What you should do: Tally each line where the word "values" occurs, then give only the total.

..........

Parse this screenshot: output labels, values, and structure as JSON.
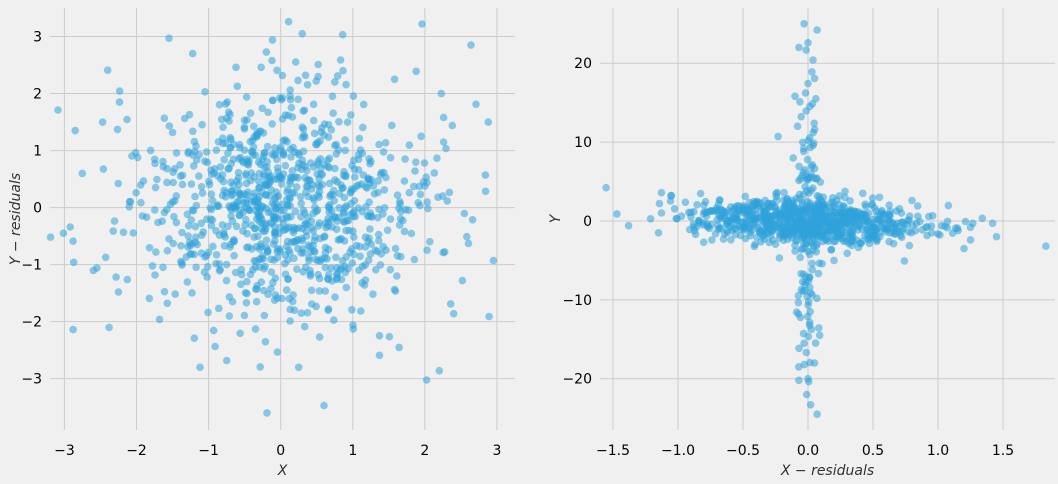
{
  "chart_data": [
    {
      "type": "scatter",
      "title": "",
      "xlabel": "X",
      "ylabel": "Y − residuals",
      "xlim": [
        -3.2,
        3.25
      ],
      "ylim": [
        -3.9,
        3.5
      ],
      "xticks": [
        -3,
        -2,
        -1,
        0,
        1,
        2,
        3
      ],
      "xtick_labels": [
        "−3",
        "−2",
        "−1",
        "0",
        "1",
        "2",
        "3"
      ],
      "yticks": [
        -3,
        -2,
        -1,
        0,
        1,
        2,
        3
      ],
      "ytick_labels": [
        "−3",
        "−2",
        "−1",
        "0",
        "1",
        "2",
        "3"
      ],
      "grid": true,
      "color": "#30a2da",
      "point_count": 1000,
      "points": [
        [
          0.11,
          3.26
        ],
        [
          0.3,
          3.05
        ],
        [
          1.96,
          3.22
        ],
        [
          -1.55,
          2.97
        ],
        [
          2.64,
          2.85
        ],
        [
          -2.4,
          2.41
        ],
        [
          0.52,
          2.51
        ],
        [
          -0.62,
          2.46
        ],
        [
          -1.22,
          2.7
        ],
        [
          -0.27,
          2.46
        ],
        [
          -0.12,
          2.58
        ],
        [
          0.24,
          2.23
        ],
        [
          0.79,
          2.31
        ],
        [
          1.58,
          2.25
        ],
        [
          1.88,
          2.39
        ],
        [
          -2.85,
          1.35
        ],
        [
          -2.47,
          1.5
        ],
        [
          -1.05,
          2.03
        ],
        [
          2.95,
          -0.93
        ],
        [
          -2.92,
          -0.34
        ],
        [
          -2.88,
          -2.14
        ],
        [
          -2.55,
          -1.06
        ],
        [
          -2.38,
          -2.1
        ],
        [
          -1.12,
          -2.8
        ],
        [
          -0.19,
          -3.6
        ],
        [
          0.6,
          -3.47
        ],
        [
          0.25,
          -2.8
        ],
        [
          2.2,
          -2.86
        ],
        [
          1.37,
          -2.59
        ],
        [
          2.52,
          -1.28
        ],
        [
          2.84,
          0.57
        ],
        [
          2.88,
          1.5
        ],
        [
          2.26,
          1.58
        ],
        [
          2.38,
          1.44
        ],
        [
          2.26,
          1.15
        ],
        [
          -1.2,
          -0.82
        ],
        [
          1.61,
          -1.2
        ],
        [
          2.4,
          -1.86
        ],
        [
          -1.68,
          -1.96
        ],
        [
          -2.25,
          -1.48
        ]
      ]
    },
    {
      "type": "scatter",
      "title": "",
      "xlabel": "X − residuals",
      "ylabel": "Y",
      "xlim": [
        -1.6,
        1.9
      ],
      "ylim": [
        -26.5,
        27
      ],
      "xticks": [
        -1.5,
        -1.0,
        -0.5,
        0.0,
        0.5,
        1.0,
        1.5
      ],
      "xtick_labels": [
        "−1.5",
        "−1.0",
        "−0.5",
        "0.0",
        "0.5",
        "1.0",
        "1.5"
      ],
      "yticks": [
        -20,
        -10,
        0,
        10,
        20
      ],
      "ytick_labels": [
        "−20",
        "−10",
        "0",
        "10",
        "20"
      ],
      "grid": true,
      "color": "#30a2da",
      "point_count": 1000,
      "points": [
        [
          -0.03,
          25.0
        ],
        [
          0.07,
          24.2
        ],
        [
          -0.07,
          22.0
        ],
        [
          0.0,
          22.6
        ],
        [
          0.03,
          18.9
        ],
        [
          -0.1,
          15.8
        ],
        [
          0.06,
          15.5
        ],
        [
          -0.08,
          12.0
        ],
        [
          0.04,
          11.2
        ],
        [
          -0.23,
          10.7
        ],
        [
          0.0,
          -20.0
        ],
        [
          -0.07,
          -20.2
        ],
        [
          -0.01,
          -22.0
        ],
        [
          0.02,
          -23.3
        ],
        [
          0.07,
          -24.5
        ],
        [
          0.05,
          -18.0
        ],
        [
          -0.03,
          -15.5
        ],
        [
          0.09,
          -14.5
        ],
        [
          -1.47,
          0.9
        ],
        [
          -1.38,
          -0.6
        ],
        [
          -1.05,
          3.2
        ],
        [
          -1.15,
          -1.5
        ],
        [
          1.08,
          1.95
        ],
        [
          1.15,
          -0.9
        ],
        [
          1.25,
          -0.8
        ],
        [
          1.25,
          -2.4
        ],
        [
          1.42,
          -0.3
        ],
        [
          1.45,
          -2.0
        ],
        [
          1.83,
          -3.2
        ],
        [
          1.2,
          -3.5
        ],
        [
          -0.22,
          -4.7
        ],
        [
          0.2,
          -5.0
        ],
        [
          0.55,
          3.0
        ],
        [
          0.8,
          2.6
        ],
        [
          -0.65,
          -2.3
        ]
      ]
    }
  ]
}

..........

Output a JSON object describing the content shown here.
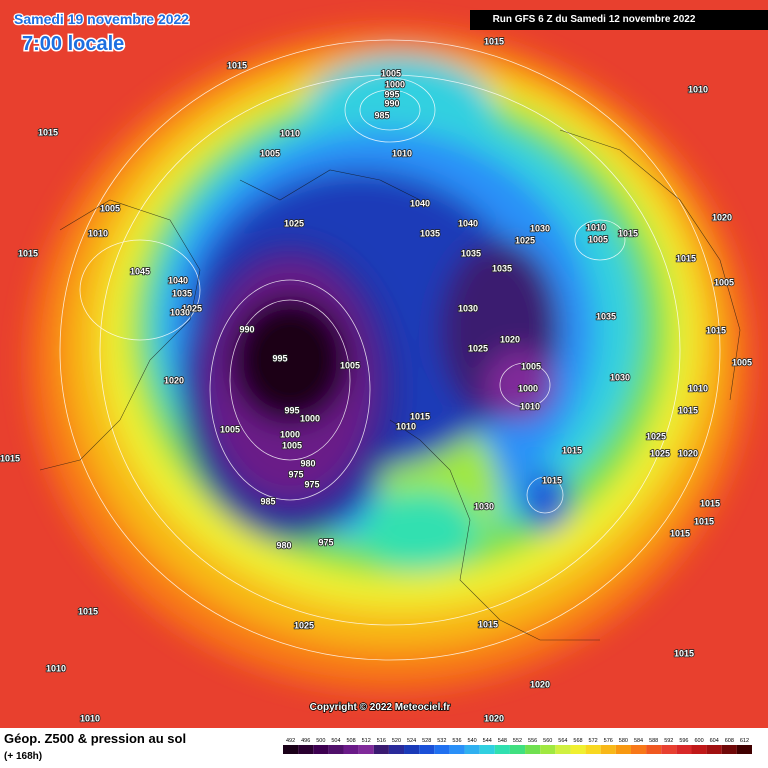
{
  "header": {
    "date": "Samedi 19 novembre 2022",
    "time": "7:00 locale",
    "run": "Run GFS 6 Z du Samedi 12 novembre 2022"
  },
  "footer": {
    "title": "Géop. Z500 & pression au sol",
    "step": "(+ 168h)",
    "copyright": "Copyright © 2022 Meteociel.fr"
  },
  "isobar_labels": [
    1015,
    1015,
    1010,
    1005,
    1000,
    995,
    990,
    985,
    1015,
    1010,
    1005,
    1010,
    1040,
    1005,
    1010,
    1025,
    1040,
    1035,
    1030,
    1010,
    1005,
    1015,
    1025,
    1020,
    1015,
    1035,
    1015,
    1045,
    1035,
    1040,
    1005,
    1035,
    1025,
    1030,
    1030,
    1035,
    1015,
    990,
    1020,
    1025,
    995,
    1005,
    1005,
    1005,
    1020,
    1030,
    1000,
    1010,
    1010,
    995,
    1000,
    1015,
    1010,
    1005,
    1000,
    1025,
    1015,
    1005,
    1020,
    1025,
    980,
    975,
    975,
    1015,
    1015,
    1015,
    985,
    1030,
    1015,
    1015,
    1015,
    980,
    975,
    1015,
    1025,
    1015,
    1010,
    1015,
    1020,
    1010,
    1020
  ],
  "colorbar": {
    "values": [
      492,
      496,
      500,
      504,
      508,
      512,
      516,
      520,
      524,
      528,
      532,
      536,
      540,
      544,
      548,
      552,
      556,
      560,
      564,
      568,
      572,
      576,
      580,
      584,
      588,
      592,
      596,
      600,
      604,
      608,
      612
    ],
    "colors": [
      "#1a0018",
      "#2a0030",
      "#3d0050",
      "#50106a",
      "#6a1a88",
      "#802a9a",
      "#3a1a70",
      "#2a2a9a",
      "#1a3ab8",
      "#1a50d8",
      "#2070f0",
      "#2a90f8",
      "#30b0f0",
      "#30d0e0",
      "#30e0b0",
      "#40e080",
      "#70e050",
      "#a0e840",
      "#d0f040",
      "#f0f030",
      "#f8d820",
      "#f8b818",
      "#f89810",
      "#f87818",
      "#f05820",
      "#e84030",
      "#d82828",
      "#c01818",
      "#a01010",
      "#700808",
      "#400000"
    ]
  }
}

..........

Response: 2